* Begin Data section *

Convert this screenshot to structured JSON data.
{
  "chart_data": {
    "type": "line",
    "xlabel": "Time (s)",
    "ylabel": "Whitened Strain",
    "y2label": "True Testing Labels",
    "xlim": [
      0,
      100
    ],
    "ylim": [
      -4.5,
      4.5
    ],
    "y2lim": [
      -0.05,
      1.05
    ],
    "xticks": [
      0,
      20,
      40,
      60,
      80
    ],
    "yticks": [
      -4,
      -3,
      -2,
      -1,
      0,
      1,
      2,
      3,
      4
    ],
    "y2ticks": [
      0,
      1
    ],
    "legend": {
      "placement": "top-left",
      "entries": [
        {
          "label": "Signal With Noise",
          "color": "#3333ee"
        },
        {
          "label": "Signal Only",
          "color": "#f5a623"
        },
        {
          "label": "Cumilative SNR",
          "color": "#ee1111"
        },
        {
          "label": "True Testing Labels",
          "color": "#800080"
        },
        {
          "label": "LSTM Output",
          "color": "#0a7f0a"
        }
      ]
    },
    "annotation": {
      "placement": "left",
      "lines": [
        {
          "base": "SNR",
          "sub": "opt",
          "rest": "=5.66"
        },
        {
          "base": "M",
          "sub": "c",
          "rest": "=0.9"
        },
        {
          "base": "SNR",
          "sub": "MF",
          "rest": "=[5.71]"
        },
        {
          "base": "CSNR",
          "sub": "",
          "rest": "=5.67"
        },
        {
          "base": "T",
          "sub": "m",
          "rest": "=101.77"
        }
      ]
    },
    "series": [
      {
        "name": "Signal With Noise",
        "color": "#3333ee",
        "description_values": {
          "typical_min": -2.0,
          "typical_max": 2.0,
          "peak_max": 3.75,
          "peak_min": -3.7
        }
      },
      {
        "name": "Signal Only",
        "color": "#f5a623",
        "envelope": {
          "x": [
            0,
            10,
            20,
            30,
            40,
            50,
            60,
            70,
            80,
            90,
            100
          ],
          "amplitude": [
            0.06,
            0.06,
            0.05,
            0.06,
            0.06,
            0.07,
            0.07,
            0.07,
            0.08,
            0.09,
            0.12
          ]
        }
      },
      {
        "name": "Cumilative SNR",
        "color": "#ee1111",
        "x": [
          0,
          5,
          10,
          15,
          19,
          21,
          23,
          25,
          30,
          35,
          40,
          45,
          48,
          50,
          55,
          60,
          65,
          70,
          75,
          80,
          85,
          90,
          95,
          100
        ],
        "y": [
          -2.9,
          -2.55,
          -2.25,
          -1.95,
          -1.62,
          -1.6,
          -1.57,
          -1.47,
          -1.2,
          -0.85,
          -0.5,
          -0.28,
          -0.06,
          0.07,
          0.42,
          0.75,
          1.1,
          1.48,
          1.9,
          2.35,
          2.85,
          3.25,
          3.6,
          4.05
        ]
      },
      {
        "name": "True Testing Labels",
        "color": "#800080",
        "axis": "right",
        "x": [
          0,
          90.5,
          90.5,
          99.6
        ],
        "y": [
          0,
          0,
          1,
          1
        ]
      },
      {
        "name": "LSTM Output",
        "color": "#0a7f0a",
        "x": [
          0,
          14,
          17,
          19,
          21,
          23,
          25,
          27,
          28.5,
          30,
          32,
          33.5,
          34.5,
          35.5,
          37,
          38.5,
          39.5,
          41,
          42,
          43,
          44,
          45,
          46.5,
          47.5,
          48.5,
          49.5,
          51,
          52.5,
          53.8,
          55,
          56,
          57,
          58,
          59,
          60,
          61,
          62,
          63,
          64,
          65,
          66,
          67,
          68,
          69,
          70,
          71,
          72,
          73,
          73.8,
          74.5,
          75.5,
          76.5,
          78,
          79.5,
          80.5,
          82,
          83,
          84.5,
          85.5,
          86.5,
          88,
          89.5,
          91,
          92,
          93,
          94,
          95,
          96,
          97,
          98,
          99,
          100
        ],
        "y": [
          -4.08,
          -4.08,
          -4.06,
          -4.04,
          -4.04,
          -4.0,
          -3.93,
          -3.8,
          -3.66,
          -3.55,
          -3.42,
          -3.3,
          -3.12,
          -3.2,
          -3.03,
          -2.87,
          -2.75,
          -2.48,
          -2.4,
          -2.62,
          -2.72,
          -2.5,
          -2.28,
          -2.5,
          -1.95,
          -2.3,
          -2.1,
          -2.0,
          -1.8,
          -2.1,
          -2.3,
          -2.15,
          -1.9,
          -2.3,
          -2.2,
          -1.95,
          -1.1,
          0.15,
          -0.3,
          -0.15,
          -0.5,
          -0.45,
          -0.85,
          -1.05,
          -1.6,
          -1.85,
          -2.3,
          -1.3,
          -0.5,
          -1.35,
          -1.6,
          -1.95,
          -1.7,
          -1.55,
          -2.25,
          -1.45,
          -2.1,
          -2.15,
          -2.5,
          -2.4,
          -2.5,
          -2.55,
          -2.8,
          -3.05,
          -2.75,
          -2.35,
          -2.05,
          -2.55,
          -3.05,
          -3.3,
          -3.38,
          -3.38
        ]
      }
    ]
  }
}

* End Data section *

-- What the exercise asks --
Locate all lines holding the word "Testing", then copy them out.

-- Answer below --
    "y2label": "True Testing Labels",
          "label": "True Testing Labels",
        "name": "True Testing Labels",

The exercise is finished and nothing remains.